++++ Entries ++++

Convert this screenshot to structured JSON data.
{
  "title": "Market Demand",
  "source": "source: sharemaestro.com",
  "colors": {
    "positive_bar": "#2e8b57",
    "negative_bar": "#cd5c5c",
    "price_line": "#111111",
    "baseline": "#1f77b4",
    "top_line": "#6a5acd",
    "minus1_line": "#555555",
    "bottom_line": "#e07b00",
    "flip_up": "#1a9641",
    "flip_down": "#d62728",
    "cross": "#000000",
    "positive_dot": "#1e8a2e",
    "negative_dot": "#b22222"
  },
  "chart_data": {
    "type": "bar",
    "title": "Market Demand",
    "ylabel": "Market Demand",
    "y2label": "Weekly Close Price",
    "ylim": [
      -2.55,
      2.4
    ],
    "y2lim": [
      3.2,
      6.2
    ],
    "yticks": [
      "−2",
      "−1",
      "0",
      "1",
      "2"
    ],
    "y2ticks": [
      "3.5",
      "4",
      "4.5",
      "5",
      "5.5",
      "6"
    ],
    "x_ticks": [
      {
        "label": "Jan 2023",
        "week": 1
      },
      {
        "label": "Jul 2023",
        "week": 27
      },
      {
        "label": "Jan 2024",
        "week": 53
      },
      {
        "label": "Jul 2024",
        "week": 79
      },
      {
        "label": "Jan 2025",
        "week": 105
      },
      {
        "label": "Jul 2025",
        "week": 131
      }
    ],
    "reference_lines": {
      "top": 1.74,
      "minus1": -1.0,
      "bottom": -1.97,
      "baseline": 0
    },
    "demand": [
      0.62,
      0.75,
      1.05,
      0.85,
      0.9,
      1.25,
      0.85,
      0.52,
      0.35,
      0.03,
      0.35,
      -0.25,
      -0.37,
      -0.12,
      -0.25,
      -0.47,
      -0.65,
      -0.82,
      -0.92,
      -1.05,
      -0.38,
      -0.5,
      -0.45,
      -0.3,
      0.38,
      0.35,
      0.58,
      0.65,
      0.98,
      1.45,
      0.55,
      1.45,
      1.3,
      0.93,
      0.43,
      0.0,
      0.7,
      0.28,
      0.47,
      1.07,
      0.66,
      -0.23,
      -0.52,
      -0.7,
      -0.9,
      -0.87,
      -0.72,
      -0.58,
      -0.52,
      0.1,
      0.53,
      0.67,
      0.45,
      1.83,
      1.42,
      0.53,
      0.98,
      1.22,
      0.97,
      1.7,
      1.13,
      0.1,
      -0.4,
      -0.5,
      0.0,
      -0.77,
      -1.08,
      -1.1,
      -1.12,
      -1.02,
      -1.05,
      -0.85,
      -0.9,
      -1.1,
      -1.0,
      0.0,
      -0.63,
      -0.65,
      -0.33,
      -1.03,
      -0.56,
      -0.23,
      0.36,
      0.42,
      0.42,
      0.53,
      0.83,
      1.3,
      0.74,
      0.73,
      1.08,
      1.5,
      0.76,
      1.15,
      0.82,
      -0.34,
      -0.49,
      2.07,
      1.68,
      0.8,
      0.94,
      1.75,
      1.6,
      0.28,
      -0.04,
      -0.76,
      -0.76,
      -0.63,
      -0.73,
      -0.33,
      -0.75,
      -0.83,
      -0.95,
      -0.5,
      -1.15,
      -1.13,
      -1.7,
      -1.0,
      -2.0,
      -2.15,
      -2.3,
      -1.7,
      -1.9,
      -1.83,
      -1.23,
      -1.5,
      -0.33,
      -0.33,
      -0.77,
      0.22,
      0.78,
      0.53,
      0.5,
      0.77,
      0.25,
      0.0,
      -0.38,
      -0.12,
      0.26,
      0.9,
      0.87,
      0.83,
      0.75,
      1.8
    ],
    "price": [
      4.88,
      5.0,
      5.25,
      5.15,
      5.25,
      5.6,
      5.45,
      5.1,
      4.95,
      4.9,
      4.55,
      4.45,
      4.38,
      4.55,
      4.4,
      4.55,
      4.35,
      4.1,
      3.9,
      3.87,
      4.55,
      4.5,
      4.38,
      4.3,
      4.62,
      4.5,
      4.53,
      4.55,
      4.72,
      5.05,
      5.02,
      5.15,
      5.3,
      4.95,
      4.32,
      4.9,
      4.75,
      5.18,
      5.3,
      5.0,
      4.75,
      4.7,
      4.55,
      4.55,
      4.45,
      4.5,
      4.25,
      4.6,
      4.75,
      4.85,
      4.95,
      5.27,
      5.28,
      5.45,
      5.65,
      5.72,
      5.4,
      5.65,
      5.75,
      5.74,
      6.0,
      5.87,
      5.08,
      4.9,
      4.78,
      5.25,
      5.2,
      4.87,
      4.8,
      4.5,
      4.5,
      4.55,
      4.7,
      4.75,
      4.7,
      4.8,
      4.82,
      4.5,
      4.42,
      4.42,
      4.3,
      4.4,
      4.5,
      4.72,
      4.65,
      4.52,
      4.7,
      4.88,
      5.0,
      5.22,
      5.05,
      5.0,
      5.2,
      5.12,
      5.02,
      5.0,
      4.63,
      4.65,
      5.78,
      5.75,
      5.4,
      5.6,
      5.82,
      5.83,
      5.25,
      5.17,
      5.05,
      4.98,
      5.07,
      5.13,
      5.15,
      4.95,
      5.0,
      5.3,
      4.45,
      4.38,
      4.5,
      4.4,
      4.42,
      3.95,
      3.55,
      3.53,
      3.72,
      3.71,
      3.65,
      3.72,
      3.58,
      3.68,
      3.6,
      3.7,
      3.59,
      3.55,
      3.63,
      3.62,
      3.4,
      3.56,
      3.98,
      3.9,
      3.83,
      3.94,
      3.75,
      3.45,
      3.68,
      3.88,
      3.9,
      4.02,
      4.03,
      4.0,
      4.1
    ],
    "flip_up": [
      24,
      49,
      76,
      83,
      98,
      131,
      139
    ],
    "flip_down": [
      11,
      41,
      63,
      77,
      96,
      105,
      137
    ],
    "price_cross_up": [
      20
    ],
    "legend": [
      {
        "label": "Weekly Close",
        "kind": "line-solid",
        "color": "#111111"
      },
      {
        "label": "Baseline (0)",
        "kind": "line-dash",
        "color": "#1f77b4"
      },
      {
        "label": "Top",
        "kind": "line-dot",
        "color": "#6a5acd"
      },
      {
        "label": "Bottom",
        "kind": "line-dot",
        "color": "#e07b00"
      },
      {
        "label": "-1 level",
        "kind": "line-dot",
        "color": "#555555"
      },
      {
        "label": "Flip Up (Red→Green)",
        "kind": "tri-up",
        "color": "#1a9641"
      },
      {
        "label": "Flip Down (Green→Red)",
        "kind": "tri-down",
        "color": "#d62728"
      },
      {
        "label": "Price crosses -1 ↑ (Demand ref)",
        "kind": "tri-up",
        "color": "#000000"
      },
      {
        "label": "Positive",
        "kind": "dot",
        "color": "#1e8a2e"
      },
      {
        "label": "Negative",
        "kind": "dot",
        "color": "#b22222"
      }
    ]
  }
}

++++

Every line of the listing that holds "title" should be found and copied.

  "title": "Market Demand",
    "title": "Market Demand",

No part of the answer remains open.